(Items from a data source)
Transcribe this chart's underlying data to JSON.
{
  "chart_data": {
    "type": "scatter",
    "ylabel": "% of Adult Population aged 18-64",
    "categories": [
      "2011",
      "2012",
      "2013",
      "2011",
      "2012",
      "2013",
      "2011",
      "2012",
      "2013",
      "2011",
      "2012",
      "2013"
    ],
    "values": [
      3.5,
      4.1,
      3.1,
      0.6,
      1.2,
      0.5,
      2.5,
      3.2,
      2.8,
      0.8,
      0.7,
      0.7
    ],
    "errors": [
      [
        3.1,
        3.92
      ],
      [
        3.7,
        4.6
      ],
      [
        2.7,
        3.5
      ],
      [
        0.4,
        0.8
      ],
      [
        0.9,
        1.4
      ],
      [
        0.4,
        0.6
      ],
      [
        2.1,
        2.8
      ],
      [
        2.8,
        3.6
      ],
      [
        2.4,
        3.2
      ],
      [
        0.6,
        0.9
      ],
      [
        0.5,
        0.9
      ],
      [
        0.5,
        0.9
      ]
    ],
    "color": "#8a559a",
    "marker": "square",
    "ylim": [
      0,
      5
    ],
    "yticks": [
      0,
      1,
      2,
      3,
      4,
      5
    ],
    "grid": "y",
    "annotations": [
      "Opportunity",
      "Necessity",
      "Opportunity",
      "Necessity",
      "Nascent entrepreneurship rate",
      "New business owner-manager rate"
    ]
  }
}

* * *

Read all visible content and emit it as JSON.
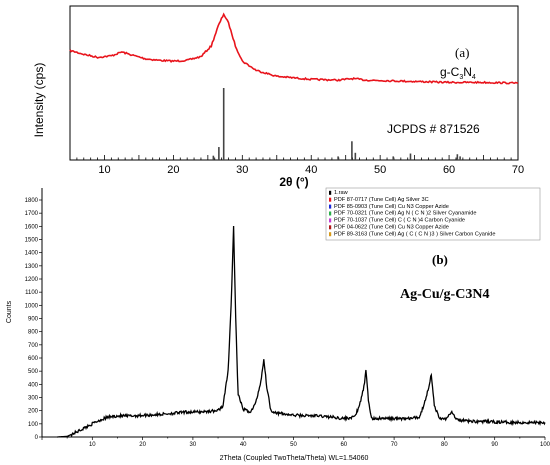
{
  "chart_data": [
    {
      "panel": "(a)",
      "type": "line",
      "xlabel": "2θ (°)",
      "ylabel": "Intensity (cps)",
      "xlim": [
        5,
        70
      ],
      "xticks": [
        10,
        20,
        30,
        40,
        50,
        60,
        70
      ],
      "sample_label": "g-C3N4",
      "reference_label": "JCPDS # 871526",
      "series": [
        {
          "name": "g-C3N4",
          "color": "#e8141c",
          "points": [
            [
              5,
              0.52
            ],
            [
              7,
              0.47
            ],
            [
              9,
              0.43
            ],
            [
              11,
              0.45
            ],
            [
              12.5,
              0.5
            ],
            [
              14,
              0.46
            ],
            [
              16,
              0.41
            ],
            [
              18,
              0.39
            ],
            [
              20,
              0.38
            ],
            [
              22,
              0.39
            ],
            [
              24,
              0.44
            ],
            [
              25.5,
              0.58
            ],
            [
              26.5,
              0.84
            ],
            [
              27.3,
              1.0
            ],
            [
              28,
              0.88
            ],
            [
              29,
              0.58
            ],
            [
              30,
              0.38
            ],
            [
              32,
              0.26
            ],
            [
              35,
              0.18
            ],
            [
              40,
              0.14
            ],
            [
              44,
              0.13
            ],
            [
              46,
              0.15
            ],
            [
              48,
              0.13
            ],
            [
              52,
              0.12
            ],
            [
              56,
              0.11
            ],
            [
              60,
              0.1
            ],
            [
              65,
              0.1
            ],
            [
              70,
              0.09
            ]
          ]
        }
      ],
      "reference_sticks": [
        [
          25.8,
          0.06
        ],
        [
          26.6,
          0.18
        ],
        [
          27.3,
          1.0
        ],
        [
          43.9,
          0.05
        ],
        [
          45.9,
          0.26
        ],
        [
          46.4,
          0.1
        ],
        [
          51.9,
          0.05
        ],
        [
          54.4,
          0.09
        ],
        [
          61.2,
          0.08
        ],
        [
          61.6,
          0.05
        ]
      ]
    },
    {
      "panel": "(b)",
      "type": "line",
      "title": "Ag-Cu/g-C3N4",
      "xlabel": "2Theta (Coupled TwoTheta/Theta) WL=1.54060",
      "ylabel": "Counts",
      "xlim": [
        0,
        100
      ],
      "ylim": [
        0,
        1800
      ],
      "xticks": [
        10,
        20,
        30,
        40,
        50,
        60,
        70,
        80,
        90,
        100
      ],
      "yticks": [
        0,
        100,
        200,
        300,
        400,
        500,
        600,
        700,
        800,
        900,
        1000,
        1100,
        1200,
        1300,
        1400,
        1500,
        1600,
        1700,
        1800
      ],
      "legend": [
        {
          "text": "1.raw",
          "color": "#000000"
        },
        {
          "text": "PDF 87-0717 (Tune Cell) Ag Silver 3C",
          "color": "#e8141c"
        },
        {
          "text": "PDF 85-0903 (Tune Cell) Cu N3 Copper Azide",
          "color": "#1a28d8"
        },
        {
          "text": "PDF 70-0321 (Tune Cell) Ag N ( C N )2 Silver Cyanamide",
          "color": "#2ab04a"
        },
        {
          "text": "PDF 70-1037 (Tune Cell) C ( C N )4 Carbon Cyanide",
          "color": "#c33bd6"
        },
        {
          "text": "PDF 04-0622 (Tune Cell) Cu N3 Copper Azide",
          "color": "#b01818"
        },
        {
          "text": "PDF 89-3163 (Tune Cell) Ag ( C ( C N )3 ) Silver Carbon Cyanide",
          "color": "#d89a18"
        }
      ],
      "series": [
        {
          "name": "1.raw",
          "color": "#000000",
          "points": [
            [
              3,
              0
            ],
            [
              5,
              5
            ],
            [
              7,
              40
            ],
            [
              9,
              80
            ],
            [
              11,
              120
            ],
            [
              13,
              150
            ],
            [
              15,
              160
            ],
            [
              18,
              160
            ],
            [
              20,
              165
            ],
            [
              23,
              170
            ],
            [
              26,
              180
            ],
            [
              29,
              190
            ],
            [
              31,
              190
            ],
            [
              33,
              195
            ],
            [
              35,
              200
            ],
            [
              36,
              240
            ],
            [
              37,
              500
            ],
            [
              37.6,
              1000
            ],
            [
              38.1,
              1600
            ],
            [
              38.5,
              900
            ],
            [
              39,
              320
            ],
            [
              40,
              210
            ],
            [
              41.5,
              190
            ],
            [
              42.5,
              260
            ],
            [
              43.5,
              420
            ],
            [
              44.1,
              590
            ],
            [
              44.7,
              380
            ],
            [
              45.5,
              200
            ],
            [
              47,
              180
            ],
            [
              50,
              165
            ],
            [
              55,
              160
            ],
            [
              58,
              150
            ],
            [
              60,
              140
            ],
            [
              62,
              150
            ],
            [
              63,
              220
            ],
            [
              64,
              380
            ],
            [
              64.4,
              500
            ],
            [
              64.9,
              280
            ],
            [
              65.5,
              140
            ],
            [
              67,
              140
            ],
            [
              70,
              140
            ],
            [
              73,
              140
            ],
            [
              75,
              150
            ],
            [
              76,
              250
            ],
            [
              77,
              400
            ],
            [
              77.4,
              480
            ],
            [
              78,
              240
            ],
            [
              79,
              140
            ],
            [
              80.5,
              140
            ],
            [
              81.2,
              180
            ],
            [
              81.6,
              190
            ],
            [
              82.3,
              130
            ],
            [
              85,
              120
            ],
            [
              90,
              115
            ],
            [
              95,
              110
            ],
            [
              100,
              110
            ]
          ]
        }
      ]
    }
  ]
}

→ **Task prompt**
Collect every line above that contains the word "Tune".

→ **Reply**
          "text": "PDF 87-0717 (Tune Cell) Ag Silver 3C",
          "text": "PDF 85-0903 (Tune Cell) Cu N3 Copper Azide",
          "text": "PDF 70-0321 (Tune Cell) Ag N ( C N )2 Silver Cyanamide",
          "text": "PDF 70-1037 (Tune Cell) C ( C N )4 Carbon Cyanide",
          "text": "PDF 04-0622 (Tune Cell) Cu N3 Copper Azide",
          "text": "PDF 89-3163 (Tune Cell) Ag ( C ( C N )3 ) Silver Carbon Cyanide",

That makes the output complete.